■ GOAL ■
Transcribe each line of the records below word for word, changing no character.

■ INPUT ■
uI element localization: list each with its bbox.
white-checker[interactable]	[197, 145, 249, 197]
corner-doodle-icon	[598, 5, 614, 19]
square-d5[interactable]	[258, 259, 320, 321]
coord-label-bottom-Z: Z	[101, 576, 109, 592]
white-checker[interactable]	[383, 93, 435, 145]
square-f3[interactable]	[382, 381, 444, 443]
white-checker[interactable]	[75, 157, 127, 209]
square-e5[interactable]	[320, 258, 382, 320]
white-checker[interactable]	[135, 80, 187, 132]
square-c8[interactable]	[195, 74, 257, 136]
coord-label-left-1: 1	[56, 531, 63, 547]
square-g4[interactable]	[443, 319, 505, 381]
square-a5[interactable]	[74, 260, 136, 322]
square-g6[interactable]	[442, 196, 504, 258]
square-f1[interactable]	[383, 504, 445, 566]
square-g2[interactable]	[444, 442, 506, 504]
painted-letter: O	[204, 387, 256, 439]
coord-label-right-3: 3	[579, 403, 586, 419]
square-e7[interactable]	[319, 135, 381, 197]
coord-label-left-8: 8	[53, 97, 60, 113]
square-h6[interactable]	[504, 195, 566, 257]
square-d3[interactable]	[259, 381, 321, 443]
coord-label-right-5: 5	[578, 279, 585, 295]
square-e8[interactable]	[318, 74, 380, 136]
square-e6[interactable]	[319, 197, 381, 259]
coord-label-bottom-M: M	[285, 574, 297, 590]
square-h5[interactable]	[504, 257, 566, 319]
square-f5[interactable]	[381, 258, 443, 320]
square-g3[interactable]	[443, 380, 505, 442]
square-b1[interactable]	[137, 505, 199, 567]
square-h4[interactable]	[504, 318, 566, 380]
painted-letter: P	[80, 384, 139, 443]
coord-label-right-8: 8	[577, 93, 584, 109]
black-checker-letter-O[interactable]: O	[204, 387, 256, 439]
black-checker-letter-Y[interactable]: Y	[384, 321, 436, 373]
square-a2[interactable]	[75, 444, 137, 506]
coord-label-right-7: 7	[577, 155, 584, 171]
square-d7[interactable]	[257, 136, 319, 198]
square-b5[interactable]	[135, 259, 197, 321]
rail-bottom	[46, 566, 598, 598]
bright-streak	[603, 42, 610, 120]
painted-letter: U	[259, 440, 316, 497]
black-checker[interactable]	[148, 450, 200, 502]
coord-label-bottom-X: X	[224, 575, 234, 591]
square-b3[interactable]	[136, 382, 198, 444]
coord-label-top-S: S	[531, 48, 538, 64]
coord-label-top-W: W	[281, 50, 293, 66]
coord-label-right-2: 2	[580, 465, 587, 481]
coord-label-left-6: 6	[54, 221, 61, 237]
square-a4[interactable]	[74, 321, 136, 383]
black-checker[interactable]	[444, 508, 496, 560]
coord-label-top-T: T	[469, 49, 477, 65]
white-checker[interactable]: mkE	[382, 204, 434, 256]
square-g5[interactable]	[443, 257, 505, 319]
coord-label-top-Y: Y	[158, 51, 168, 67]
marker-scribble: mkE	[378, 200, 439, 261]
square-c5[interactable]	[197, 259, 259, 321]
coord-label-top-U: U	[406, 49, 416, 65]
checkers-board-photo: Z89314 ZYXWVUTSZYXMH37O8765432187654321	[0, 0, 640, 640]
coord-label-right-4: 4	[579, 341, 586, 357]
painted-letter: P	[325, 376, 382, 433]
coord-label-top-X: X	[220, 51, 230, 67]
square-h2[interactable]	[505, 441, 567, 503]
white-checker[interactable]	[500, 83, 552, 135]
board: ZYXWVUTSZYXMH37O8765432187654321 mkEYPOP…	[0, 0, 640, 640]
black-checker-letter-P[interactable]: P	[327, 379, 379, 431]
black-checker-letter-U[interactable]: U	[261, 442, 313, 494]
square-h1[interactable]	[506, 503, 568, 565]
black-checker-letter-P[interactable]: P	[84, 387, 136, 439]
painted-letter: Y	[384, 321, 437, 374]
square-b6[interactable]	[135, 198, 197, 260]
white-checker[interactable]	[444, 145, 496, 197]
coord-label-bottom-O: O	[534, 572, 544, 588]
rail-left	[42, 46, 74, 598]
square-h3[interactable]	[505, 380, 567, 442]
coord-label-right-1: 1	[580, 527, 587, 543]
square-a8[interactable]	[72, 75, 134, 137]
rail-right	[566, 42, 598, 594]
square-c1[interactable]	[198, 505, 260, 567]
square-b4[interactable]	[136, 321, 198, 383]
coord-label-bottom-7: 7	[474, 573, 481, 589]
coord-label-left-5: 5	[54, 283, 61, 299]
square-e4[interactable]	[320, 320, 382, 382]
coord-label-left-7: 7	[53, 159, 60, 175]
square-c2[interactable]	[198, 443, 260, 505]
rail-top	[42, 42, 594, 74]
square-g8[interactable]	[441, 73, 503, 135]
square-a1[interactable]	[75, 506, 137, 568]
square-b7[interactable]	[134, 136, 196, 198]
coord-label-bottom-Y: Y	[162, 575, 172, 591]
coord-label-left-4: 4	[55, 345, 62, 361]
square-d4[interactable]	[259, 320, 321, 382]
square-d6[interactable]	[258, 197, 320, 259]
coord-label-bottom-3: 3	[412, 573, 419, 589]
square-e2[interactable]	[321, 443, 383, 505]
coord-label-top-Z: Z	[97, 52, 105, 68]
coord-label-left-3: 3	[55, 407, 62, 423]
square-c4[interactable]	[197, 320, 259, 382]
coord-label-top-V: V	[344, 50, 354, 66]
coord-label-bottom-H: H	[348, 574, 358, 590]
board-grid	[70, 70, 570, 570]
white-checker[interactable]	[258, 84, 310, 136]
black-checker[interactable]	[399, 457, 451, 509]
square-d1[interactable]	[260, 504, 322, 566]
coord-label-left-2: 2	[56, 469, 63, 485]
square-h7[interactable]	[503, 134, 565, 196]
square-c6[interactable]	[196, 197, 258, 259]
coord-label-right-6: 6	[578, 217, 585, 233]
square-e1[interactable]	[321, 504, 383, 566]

■ RESULT ■
uI element localization: list each with its bbox.
white-checker[interactable]	[197, 145, 249, 197]
corner-doodle-icon	[598, 5, 614, 19]
square-d5[interactable]	[258, 259, 320, 321]
coord-label-bottom-Z: Z	[101, 576, 109, 592]
white-checker[interactable]	[383, 93, 435, 145]
square-f3[interactable]	[382, 381, 444, 443]
white-checker[interactable]	[75, 157, 127, 209]
square-e5[interactable]	[320, 258, 382, 320]
white-checker[interactable]	[135, 80, 187, 132]
square-c8[interactable]	[195, 74, 257, 136]
coord-label-left-1: 1	[56, 531, 63, 547]
square-g4[interactable]	[443, 319, 505, 381]
square-a5[interactable]	[74, 260, 136, 322]
square-g6[interactable]	[442, 196, 504, 258]
square-f1[interactable]	[383, 504, 445, 566]
square-g2[interactable]	[444, 442, 506, 504]
painted-letter: O	[204, 387, 256, 439]
coord-label-right-3: 3	[579, 403, 586, 419]
square-e7[interactable]	[319, 135, 381, 197]
coord-label-left-8: 8	[53, 97, 60, 113]
square-h6[interactable]	[504, 195, 566, 257]
square-d3[interactable]	[259, 381, 321, 443]
coord-label-right-5: 5	[578, 279, 585, 295]
square-e8[interactable]	[318, 74, 380, 136]
square-e6[interactable]	[319, 197, 381, 259]
coord-label-bottom-M: M	[285, 574, 297, 590]
square-h5[interactable]	[504, 257, 566, 319]
square-f5[interactable]	[381, 258, 443, 320]
square-g3[interactable]	[443, 380, 505, 442]
square-b1[interactable]	[137, 505, 199, 567]
square-h4[interactable]	[504, 318, 566, 380]
painted-letter: P	[80, 384, 139, 443]
coord-label-right-8: 8	[577, 93, 584, 109]
black-checker-letter-O[interactable]: O	[204, 387, 256, 439]
black-checker-letter-Y[interactable]: Y	[384, 321, 436, 373]
square-a2[interactable]	[75, 444, 137, 506]
coord-label-right-7: 7	[577, 155, 584, 171]
square-d7[interactable]	[257, 136, 319, 198]
square-b5[interactable]	[135, 259, 197, 321]
rail-bottom	[46, 566, 598, 598]
bright-streak	[603, 42, 610, 120]
painted-letter: U	[259, 440, 316, 497]
black-checker[interactable]	[148, 450, 200, 502]
coord-label-bottom-X: X	[224, 575, 234, 591]
square-b3[interactable]	[136, 382, 198, 444]
coord-label-top-S: S	[531, 48, 538, 64]
coord-label-top-W: W	[281, 50, 293, 66]
coord-label-right-2: 2	[580, 465, 587, 481]
coord-label-left-6: 6	[54, 221, 61, 237]
square-a4[interactable]	[74, 321, 136, 383]
black-checker[interactable]	[444, 508, 496, 560]
coord-label-top-T: T	[469, 49, 477, 65]
white-checker[interactable]: mkE	[382, 204, 434, 256]
square-g5[interactable]	[443, 257, 505, 319]
coord-label-top-Y: Y	[158, 51, 168, 67]
marker-scribble: mkE	[378, 200, 439, 261]
square-c5[interactable]	[197, 259, 259, 321]
coord-label-top-U: U	[406, 49, 416, 65]
checkers-board-photo: Z89314 ZYXWVUTSZYXMH37O8765432187654321	[0, 0, 640, 640]
coord-label-right-4: 4	[579, 341, 586, 357]
painted-letter: P	[325, 376, 382, 433]
coord-label-top-X: X	[220, 51, 230, 67]
square-h2[interactable]	[505, 441, 567, 503]
white-checker[interactable]	[500, 83, 552, 135]
board: ZYXWVUTSZYXMH37O8765432187654321 mkEYPOP…	[0, 0, 640, 640]
black-checker-letter-P[interactable]: P	[327, 379, 379, 431]
black-checker-letter-U[interactable]: U	[261, 442, 313, 494]
square-h1[interactable]	[506, 503, 568, 565]
black-checker-letter-P[interactable]: P	[84, 387, 136, 439]
painted-letter: Y	[384, 321, 437, 374]
square-b6[interactable]	[135, 198, 197, 260]
white-checker[interactable]	[444, 145, 496, 197]
coord-label-bottom-O: O	[534, 572, 544, 588]
rail-left	[42, 46, 74, 598]
square-h3[interactable]	[505, 380, 567, 442]
coord-label-right-1: 1	[580, 527, 587, 543]
square-a8[interactable]	[72, 75, 134, 137]
rail-right	[566, 42, 598, 594]
square-c1[interactable]	[198, 505, 260, 567]
square-b4[interactable]	[136, 321, 198, 383]
coord-label-bottom-7: 7	[474, 573, 481, 589]
coord-label-left-5: 5	[54, 283, 61, 299]
square-e4[interactable]	[320, 320, 382, 382]
coord-label-left-7: 7	[53, 159, 60, 175]
square-c2[interactable]	[198, 443, 260, 505]
rail-top	[42, 42, 594, 74]
square-g8[interactable]	[441, 73, 503, 135]
square-a1[interactable]	[75, 506, 137, 568]
square-b7[interactable]	[134, 136, 196, 198]
coord-label-bottom-Y: Y	[162, 575, 172, 591]
coord-label-left-4: 4	[55, 345, 62, 361]
square-d4[interactable]	[259, 320, 321, 382]
square-d6[interactable]	[258, 197, 320, 259]
coord-label-bottom-3: 3	[412, 573, 419, 589]
square-e2[interactable]	[321, 443, 383, 505]
coord-label-top-Z: Z	[97, 52, 105, 68]
coord-label-left-3: 3	[55, 407, 62, 423]
square-c4[interactable]	[197, 320, 259, 382]
coord-label-top-V: V	[344, 50, 354, 66]
coord-label-bottom-H: H	[348, 574, 358, 590]
board-grid	[70, 70, 570, 570]
white-checker[interactable]	[258, 84, 310, 136]
black-checker[interactable]	[399, 457, 451, 509]
square-d1[interactable]	[260, 504, 322, 566]
coord-label-left-2: 2	[56, 469, 63, 485]
square-h7[interactable]	[503, 134, 565, 196]
square-c6[interactable]	[196, 197, 258, 259]
coord-label-right-6: 6	[578, 217, 585, 233]
square-e1[interactable]	[321, 504, 383, 566]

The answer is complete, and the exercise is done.